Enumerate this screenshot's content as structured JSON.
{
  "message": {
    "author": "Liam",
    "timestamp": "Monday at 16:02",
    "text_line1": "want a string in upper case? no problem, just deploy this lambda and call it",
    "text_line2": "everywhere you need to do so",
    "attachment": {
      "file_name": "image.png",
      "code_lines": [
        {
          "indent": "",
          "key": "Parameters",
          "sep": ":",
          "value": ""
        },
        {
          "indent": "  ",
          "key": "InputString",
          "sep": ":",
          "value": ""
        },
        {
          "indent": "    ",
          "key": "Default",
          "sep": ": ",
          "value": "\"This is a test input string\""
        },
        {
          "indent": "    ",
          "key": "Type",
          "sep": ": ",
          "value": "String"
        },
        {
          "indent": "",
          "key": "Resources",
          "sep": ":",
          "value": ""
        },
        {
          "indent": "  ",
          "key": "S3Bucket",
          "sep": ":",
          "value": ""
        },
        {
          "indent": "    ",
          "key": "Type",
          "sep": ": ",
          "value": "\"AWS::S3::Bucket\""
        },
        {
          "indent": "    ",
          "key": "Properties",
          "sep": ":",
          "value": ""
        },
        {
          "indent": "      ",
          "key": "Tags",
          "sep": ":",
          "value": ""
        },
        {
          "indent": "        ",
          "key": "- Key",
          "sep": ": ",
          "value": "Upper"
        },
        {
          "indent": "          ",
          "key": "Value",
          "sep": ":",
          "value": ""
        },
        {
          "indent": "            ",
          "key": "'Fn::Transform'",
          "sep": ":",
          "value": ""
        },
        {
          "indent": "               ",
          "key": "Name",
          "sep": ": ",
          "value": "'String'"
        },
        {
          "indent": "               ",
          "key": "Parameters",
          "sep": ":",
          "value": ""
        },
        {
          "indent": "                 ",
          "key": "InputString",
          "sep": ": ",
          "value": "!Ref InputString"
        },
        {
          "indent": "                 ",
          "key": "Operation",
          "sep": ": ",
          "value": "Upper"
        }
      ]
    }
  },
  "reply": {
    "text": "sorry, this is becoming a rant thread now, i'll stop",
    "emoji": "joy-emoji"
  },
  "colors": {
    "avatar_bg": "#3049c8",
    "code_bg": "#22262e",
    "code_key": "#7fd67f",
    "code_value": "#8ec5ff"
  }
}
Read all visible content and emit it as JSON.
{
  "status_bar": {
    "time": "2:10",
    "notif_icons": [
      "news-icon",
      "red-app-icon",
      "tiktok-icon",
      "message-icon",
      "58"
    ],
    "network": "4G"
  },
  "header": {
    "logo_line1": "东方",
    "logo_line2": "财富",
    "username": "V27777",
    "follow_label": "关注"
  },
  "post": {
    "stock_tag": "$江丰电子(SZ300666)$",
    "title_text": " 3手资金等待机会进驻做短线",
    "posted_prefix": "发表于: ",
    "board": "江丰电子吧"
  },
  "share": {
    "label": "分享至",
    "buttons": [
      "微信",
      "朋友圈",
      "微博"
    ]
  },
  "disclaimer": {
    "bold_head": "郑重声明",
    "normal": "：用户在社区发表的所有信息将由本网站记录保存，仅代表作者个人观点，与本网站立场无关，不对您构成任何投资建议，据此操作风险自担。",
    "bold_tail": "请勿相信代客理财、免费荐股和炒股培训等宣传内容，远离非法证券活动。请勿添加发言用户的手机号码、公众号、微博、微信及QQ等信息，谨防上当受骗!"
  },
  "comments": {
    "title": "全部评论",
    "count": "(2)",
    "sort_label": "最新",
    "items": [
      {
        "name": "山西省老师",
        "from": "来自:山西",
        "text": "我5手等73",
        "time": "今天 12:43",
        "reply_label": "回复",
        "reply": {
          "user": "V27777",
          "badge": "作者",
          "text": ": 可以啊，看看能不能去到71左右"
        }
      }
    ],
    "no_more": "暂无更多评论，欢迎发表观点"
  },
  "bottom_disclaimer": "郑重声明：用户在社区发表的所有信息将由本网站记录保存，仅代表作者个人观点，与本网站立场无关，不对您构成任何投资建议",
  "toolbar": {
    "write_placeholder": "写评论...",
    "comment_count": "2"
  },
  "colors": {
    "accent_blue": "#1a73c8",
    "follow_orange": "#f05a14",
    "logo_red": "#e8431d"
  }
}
****************
■ **Task requirements**
Show each line of the listing that holds the string "郑重声明".

■ **Answer to the exercise**
    "bold_head": "郑重声明",
  "bottom_disclaimer": "郑重声明：用户在社区发表的所有信息将由本网站记录保存，仅代表作者个人观点，与本网站立场无关，不对您构成任何投资建议",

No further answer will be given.